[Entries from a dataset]

--- Begin ---

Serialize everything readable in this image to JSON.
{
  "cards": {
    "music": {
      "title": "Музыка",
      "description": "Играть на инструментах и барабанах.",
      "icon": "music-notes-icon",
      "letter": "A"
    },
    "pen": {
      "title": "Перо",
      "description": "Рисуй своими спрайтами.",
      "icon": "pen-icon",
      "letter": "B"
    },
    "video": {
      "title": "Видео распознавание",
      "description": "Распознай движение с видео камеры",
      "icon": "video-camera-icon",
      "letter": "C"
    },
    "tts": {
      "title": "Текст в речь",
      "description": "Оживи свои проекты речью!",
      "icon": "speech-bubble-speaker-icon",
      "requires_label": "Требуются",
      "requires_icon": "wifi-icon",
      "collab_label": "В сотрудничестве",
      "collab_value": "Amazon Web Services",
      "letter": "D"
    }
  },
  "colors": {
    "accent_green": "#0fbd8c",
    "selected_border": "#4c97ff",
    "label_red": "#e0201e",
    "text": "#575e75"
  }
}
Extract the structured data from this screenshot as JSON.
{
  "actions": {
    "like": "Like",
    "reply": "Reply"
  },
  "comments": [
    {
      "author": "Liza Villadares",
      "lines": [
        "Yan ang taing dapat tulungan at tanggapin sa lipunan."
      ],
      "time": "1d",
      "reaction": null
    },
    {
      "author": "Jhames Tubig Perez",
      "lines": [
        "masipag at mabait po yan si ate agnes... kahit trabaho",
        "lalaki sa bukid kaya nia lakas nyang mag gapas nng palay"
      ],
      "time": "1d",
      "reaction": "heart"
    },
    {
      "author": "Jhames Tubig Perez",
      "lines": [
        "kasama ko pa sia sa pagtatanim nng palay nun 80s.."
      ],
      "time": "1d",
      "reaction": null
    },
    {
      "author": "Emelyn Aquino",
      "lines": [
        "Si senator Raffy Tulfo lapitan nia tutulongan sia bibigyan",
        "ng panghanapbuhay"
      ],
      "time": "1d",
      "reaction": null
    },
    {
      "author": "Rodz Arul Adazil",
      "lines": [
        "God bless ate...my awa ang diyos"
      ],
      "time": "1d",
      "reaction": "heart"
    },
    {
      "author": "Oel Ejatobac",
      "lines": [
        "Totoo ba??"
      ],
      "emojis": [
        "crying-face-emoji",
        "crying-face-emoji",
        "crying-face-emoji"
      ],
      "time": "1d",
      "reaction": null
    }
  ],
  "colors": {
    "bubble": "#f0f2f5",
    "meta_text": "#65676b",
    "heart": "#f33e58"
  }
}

--- End ---

- **Goal of the exercise**:
What is the number of lines in the records that contain the word "icon"? Answer with the number and nothing else.

- **Response below**:
5